Brief: Search the records for "billet" and copy each line that holds it.

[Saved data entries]
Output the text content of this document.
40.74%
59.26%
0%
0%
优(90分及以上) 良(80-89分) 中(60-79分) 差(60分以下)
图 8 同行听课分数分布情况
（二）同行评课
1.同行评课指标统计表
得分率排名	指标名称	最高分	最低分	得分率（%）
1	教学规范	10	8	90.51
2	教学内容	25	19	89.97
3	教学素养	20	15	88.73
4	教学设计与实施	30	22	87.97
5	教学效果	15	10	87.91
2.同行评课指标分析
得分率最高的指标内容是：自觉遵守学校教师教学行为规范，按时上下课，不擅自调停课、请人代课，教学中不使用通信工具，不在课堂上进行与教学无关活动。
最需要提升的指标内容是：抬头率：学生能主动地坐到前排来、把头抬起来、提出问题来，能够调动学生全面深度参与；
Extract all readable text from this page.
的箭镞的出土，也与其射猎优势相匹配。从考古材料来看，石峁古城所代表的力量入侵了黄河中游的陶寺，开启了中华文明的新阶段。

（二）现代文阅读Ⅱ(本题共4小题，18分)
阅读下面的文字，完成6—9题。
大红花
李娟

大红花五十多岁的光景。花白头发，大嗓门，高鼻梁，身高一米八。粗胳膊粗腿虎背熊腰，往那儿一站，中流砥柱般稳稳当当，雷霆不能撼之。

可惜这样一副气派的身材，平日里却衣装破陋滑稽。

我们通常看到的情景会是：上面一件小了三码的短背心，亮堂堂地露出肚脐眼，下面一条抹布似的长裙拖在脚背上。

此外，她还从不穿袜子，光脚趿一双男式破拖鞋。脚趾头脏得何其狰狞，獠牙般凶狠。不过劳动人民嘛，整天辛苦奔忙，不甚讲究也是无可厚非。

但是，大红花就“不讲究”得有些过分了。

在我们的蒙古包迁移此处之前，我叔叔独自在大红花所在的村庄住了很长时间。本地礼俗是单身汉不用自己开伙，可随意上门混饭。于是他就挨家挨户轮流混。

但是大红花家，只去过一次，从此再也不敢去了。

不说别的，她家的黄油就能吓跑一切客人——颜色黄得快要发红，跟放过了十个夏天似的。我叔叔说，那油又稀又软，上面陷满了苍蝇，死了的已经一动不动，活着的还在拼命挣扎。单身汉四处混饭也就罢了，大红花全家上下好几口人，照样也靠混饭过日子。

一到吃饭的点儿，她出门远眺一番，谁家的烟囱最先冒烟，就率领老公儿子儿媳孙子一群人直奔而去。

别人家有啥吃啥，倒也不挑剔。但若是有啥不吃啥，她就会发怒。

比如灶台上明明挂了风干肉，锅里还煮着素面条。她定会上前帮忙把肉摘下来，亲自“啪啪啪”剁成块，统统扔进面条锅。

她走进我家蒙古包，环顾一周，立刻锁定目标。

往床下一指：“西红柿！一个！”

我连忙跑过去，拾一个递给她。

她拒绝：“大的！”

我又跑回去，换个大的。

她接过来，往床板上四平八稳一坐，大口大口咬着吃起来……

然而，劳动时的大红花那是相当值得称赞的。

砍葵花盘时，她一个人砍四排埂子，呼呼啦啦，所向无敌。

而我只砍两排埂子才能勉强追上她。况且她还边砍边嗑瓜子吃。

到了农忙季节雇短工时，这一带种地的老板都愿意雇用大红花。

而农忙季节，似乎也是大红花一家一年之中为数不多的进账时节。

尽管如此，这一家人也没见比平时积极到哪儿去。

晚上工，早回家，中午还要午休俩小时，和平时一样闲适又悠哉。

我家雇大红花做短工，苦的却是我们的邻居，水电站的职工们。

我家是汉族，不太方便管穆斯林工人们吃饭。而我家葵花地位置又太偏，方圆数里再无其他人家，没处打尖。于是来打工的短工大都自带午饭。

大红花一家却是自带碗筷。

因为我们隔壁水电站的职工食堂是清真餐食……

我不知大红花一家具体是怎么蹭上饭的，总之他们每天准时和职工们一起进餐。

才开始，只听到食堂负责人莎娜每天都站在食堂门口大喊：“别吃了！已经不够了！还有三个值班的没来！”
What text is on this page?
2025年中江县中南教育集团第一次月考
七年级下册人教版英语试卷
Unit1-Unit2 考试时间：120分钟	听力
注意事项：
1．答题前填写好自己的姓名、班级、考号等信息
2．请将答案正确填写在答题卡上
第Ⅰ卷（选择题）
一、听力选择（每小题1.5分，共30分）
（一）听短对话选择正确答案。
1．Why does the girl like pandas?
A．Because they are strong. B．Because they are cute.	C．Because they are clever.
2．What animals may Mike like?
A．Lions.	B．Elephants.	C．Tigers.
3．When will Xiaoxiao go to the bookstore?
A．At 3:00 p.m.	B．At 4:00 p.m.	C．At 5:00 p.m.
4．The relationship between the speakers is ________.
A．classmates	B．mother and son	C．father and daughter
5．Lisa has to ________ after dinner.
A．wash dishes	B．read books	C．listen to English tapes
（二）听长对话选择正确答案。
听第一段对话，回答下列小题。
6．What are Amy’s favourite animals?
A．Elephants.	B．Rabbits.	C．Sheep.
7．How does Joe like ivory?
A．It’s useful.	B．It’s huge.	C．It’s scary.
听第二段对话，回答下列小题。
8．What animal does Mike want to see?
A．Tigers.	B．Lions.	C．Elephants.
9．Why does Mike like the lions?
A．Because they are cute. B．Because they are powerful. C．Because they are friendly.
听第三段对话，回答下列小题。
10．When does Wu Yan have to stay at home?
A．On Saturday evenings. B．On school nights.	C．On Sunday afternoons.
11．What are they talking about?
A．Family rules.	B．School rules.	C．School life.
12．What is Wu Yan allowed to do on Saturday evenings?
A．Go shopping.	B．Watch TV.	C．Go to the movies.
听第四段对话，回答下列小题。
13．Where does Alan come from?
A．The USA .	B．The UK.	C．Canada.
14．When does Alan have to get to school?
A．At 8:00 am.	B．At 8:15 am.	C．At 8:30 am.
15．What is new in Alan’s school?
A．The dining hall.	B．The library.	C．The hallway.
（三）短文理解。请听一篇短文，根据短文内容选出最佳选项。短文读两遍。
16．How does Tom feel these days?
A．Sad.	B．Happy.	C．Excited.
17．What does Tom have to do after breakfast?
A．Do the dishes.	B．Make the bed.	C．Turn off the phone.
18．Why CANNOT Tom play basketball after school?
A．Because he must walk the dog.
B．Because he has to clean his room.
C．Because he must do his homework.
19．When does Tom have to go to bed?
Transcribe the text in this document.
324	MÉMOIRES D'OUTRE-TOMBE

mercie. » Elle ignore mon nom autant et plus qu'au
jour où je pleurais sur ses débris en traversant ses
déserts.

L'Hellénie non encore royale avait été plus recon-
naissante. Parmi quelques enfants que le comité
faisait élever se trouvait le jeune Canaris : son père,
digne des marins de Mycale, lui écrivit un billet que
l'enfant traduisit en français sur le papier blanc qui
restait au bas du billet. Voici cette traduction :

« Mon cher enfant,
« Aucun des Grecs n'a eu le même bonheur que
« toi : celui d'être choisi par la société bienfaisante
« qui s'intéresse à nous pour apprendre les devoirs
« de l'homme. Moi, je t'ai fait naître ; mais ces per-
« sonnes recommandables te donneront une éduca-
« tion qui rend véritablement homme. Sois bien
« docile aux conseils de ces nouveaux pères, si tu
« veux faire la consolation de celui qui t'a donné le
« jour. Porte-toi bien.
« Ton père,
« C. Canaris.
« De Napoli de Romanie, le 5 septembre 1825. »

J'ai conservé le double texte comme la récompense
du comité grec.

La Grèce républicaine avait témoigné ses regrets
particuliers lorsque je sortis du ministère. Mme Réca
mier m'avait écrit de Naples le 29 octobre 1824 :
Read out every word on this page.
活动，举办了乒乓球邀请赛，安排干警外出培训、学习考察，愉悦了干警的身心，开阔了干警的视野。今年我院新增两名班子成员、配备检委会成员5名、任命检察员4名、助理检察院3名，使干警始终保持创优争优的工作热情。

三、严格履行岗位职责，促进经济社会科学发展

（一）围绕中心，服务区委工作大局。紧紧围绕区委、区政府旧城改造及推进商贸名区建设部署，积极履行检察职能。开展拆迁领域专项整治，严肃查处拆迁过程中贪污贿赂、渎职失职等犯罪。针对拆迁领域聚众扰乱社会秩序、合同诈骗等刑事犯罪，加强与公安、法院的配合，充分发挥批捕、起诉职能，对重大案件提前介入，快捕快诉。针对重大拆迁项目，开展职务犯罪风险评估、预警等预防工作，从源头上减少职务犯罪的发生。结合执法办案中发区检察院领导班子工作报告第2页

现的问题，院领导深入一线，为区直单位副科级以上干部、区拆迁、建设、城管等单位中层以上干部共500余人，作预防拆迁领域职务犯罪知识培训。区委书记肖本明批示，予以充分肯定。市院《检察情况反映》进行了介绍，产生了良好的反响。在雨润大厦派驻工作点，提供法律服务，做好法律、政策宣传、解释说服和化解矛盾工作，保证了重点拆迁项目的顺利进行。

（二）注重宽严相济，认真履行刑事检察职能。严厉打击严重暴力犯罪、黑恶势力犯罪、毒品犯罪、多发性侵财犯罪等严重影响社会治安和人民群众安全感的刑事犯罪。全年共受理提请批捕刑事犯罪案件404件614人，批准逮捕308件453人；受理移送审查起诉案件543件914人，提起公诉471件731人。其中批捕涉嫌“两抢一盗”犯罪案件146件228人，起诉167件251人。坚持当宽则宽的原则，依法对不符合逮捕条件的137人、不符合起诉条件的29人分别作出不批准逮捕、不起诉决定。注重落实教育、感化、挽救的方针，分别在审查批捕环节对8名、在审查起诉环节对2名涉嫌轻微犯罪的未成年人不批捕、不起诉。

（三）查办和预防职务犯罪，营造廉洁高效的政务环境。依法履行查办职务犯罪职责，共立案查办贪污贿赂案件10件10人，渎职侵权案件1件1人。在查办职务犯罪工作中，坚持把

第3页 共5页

Answer in full:
digne des marins de Mycale, lui écrivit un billet que
restait au bas du billet. Voici cette traduction :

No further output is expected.